» Set exercise
Please output every line of the material below, unchanged.

» Task inputs
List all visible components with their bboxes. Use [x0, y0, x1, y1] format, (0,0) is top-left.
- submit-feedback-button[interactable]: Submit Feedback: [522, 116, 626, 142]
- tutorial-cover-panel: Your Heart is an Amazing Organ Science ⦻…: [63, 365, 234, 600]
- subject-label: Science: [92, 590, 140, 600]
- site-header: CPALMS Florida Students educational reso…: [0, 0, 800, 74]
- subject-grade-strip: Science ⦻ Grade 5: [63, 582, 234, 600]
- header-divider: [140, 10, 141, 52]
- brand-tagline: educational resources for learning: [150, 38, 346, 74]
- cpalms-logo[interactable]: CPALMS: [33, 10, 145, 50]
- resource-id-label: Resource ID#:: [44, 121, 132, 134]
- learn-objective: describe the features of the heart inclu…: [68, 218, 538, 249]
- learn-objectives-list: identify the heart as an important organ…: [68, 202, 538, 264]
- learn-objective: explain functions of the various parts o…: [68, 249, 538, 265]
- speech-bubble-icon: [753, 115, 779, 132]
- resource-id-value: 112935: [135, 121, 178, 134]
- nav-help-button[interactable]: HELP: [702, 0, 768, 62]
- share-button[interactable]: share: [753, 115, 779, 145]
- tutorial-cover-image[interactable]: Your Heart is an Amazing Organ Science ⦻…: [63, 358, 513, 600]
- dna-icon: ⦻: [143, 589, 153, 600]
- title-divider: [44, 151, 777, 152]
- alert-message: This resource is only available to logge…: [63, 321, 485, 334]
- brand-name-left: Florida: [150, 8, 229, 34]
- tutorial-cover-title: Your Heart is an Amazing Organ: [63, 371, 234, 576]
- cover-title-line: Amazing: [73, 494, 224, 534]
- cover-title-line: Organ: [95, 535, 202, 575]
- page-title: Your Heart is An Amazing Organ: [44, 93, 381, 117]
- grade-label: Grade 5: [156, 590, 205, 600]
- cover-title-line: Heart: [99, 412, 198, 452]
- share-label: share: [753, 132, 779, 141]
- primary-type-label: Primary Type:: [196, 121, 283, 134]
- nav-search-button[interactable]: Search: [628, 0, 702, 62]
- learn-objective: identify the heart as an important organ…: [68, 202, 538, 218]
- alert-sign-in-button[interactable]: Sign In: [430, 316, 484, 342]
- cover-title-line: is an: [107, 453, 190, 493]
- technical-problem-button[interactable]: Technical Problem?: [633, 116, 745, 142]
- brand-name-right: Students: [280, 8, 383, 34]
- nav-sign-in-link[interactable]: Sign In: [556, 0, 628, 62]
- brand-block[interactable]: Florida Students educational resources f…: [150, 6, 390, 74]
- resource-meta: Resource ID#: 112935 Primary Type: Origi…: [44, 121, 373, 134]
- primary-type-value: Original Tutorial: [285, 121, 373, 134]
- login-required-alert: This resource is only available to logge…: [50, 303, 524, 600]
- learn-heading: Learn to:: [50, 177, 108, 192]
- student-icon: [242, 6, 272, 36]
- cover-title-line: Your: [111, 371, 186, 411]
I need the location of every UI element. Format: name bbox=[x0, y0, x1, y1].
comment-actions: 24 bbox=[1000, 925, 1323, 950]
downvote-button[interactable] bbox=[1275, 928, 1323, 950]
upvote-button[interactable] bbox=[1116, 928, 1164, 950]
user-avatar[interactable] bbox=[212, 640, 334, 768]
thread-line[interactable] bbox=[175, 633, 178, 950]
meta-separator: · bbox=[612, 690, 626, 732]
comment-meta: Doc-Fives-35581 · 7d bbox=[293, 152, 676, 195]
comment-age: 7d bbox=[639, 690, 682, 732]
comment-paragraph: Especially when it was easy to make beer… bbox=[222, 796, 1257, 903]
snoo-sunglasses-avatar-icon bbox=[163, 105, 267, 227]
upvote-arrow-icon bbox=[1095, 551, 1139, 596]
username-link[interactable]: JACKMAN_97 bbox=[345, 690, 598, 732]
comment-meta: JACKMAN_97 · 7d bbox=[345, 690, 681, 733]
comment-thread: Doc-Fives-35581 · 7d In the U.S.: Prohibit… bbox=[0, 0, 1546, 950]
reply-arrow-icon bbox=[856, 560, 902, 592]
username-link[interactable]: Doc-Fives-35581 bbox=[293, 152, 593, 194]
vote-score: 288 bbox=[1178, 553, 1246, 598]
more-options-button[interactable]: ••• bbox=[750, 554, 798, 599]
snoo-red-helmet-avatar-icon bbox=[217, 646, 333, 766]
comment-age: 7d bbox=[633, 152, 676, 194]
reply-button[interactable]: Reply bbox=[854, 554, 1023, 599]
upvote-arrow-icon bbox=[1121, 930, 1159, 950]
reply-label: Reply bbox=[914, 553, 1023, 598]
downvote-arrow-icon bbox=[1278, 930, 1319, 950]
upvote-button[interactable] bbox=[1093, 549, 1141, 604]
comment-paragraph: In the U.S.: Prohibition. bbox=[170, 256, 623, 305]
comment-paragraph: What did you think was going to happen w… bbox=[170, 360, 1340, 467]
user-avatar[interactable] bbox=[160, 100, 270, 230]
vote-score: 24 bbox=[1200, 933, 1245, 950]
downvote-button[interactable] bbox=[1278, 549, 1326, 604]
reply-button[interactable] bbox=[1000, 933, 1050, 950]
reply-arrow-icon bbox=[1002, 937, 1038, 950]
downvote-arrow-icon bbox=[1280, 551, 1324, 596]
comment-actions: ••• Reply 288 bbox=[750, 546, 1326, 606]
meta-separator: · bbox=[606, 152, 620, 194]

» Solution to the problem
List all visible components with their bboxes. Use [x0, y0, x1, y1] format, (0,0) is top-left.
- submit-feedback-button[interactable]: Submit Feedback: [522, 116, 626, 142]
- tutorial-cover-panel: Your Heart is an Amazing Organ Science ⦻…: [63, 365, 234, 600]
- subject-label: Science: [92, 590, 140, 600]
- site-header: CPALMS Florida Students educational reso…: [0, 0, 800, 74]
- subject-grade-strip: Science ⦻ Grade 5: [63, 582, 234, 600]
- header-divider: [140, 10, 141, 52]
- brand-tagline: educational resources for learning: [150, 38, 346, 74]
- cpalms-logo[interactable]: CPALMS: [33, 10, 145, 50]
- resource-id-label: Resource ID#:: [44, 121, 132, 134]
- learn-objective: describe the features of the heart inclu…: [68, 218, 538, 249]
- learn-objectives-list: identify the heart as an important organ…: [68, 202, 538, 264]
- learn-objective: explain functions of the various parts o…: [68, 249, 538, 265]
- speech-bubble-icon: [753, 115, 779, 132]
- resource-id-value: 112935: [135, 121, 178, 134]
- nav-help-button[interactable]: HELP: [702, 0, 768, 62]
- share-button[interactable]: share: [753, 115, 779, 145]
- tutorial-cover-image[interactable]: Your Heart is an Amazing Organ Science ⦻…: [63, 358, 513, 600]
- dna-icon: ⦻: [143, 589, 153, 600]
- title-divider: [44, 151, 777, 152]
- alert-message: This resource is only available to logge…: [63, 321, 485, 334]
- brand-name-left: Florida: [150, 8, 229, 34]
- tutorial-cover-title: Your Heart is an Amazing Organ: [63, 371, 234, 576]
- cover-title-line: Amazing: [73, 494, 224, 534]
- cover-title-line: Organ: [95, 535, 202, 575]
- page-title: Your Heart is An Amazing Organ: [44, 93, 381, 117]
- grade-label: Grade 5: [156, 590, 205, 600]
- cover-title-line: Heart: [99, 412, 198, 452]
- share-label: share: [753, 132, 779, 141]
- primary-type-label: Primary Type:: [196, 121, 283, 134]
- nav-search-button[interactable]: Search: [628, 0, 702, 62]
- learn-objective: identify the heart as an important organ…: [68, 202, 538, 218]
- alert-sign-in-button[interactable]: Sign In: [430, 316, 484, 342]
- cover-title-line: is an: [107, 453, 190, 493]
- technical-problem-button[interactable]: Technical Problem?: [633, 116, 745, 142]
- brand-name-right: Students: [280, 8, 383, 34]
- nav-sign-in-link[interactable]: Sign In: [556, 0, 628, 62]
- brand-block[interactable]: Florida Students educational resources f…: [150, 6, 390, 74]
- resource-meta: Resource ID#: 112935 Primary Type: Origi…: [44, 121, 373, 134]
- primary-type-value: Original Tutorial: [285, 121, 373, 134]
- login-required-alert: This resource is only available to logge…: [50, 303, 524, 600]
- learn-heading: Learn to:: [50, 177, 108, 192]
- student-icon: [242, 6, 272, 36]
- cover-title-line: Your: [111, 371, 186, 411]
I need the location of every UI element. Format: name bbox=[x0, y0, x1, y1].
comment-actions: 24 bbox=[1000, 925, 1323, 950]
downvote-button[interactable] bbox=[1275, 928, 1323, 950]
upvote-button[interactable] bbox=[1116, 928, 1164, 950]
user-avatar[interactable] bbox=[212, 640, 334, 768]
thread-line[interactable] bbox=[175, 633, 178, 950]
meta-separator: · bbox=[612, 690, 626, 732]
comment-meta: Doc-Fives-35581 · 7d bbox=[293, 152, 676, 195]
comment-age: 7d bbox=[639, 690, 682, 732]
comment-paragraph: Especially when it was easy to make beer… bbox=[222, 796, 1257, 903]
snoo-sunglasses-avatar-icon bbox=[163, 105, 267, 227]
upvote-arrow-icon bbox=[1095, 551, 1139, 596]
username-link[interactable]: JACKMAN_97 bbox=[345, 690, 598, 732]
comment-meta: JACKMAN_97 · 7d bbox=[345, 690, 681, 733]
comment-thread: Doc-Fives-35581 · 7d In the U.S.: Prohibit… bbox=[0, 0, 1546, 950]
reply-arrow-icon bbox=[856, 560, 902, 592]
username-link[interactable]: Doc-Fives-35581 bbox=[293, 152, 593, 194]
vote-score: 288 bbox=[1178, 553, 1246, 598]
more-options-button[interactable]: ••• bbox=[750, 554, 798, 599]
snoo-red-helmet-avatar-icon bbox=[217, 646, 333, 766]
comment-age: 7d bbox=[633, 152, 676, 194]
reply-button[interactable]: Reply bbox=[854, 554, 1023, 599]
upvote-arrow-icon bbox=[1121, 930, 1159, 950]
reply-label: Reply bbox=[914, 553, 1023, 598]
downvote-arrow-icon bbox=[1278, 930, 1319, 950]
upvote-button[interactable] bbox=[1093, 549, 1141, 604]
comment-paragraph: In the U.S.: Prohibition. bbox=[170, 256, 623, 305]
comment-paragraph: What did you think was going to happen w… bbox=[170, 360, 1340, 467]
user-avatar[interactable] bbox=[160, 100, 270, 230]
vote-score: 24 bbox=[1200, 933, 1245, 950]
downvote-button[interactable] bbox=[1278, 549, 1326, 604]
reply-button[interactable] bbox=[1000, 933, 1050, 950]
reply-arrow-icon bbox=[1002, 937, 1038, 950]
downvote-arrow-icon bbox=[1280, 551, 1324, 596]
comment-actions: ••• Reply 288 bbox=[750, 546, 1326, 606]
meta-separator: · bbox=[606, 152, 620, 194]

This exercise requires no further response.